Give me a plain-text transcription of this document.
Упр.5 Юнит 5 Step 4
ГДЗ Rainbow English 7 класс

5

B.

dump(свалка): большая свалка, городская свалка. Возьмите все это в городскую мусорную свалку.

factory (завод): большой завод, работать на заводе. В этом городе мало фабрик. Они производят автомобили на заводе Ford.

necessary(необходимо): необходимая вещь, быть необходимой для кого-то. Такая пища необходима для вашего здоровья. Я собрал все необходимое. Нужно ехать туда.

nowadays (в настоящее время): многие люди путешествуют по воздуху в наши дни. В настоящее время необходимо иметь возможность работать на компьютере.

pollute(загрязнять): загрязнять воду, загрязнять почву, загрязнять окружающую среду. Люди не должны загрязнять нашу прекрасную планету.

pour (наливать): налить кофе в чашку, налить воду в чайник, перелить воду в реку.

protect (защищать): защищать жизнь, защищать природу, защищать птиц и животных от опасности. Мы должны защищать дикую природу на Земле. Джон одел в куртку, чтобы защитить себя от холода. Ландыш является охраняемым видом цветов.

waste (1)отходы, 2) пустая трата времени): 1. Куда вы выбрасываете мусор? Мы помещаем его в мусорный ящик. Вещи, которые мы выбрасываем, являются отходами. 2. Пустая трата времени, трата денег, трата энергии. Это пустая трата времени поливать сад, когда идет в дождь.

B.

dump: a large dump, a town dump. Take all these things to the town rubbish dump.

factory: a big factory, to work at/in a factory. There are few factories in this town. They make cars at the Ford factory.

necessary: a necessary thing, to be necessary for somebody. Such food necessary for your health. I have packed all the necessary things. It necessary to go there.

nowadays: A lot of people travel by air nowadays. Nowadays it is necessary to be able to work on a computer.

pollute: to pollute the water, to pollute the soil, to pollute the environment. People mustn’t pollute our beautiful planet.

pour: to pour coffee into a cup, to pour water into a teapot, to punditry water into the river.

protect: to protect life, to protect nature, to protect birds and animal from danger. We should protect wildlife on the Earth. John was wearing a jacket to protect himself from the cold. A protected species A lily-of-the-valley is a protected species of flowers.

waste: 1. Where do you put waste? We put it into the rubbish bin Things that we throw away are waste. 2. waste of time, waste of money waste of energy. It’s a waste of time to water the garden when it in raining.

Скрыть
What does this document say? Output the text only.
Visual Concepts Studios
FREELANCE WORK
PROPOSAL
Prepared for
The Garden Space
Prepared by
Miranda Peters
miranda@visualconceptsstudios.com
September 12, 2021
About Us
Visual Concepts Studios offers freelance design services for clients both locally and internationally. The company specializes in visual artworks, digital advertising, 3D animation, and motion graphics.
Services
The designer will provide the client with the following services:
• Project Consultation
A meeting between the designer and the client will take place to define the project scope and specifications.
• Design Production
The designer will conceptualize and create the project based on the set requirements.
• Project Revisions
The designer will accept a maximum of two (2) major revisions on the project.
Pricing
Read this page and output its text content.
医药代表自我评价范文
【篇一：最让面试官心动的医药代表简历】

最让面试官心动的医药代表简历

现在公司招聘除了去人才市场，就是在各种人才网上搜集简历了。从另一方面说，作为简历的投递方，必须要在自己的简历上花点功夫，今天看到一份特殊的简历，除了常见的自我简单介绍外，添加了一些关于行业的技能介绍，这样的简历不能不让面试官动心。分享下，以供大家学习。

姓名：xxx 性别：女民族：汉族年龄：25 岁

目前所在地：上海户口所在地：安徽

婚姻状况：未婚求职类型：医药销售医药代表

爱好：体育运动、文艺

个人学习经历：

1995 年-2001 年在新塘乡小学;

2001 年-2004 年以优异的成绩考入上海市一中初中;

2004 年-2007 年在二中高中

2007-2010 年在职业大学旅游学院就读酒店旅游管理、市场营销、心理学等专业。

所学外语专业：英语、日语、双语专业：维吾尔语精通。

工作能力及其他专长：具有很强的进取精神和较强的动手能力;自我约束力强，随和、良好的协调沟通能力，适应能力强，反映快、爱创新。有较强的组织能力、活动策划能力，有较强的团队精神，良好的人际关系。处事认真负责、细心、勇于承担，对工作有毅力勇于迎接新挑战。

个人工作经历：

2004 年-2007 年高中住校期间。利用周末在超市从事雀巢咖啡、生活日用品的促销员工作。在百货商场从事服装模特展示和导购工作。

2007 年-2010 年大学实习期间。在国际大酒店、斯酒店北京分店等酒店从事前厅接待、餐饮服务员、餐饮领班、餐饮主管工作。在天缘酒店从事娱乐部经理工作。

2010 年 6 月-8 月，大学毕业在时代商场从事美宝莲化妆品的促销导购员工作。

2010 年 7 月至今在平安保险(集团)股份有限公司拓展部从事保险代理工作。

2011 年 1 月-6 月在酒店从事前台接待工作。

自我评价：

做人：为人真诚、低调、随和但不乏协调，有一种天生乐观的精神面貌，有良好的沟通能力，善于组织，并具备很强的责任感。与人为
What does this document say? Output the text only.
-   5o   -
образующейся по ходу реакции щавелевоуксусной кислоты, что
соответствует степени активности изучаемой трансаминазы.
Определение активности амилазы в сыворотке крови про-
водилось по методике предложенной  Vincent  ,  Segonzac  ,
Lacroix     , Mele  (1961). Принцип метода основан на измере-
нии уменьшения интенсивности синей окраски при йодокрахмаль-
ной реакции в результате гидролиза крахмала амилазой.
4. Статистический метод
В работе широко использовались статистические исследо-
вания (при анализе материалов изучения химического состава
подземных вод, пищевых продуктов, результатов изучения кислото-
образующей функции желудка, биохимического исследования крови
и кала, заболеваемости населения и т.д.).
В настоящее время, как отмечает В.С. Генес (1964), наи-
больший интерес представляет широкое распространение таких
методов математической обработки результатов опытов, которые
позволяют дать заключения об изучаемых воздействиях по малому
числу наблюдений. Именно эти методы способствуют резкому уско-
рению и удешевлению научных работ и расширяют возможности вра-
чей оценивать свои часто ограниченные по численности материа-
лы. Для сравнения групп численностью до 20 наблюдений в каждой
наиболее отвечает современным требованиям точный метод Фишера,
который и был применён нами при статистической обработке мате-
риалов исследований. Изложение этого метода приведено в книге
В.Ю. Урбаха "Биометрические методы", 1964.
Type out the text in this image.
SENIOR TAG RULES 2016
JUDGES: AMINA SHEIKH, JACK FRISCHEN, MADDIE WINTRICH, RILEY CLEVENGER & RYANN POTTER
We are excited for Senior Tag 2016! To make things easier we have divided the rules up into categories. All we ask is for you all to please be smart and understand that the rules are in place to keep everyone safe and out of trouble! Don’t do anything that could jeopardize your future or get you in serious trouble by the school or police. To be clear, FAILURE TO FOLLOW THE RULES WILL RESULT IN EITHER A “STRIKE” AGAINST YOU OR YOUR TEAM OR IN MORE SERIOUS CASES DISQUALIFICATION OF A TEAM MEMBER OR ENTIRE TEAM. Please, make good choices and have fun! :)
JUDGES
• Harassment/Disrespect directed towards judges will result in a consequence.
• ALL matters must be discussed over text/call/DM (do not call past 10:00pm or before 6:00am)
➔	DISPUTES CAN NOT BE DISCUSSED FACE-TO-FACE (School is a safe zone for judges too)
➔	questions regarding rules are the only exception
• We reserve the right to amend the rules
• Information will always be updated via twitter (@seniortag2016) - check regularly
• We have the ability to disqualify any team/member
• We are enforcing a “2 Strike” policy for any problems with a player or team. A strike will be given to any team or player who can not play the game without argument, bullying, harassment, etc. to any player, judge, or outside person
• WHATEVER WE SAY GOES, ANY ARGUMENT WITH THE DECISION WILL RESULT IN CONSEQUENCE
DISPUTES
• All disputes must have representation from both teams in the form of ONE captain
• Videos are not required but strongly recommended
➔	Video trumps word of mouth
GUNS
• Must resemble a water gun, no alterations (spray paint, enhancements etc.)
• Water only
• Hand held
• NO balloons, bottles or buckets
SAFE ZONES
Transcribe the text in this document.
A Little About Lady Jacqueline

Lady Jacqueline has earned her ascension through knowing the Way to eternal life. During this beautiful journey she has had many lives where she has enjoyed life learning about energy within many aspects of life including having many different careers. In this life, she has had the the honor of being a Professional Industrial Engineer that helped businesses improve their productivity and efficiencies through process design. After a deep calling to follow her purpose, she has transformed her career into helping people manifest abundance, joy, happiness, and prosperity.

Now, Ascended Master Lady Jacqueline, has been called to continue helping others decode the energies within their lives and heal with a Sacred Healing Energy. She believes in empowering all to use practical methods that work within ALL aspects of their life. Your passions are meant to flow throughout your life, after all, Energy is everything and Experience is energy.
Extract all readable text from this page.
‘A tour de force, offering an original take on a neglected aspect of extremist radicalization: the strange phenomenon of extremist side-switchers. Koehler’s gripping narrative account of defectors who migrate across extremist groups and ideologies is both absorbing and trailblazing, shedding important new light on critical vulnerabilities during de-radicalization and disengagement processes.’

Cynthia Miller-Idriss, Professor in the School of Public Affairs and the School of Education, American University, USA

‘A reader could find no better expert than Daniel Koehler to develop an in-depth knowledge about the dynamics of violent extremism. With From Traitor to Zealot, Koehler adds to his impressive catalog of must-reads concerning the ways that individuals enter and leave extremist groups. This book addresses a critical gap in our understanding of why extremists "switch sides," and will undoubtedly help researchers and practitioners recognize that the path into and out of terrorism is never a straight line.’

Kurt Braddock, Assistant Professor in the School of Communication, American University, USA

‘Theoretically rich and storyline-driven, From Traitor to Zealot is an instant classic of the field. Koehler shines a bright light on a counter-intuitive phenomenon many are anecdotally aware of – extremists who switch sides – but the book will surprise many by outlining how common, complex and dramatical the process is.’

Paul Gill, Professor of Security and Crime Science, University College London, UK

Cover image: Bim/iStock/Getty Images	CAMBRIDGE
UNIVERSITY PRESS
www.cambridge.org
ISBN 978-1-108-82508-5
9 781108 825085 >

· · · · ·

Problem — Find the lines that include the string "designer", then copy each of them.

Response —
The designer will provide the client with the following services:
A meeting between the designer and the client will take place to define the project scope and specifications.
The designer will conceptualize and create the project based on the set requirements.
The designer will accept a maximum of two (2) major revisions on the project.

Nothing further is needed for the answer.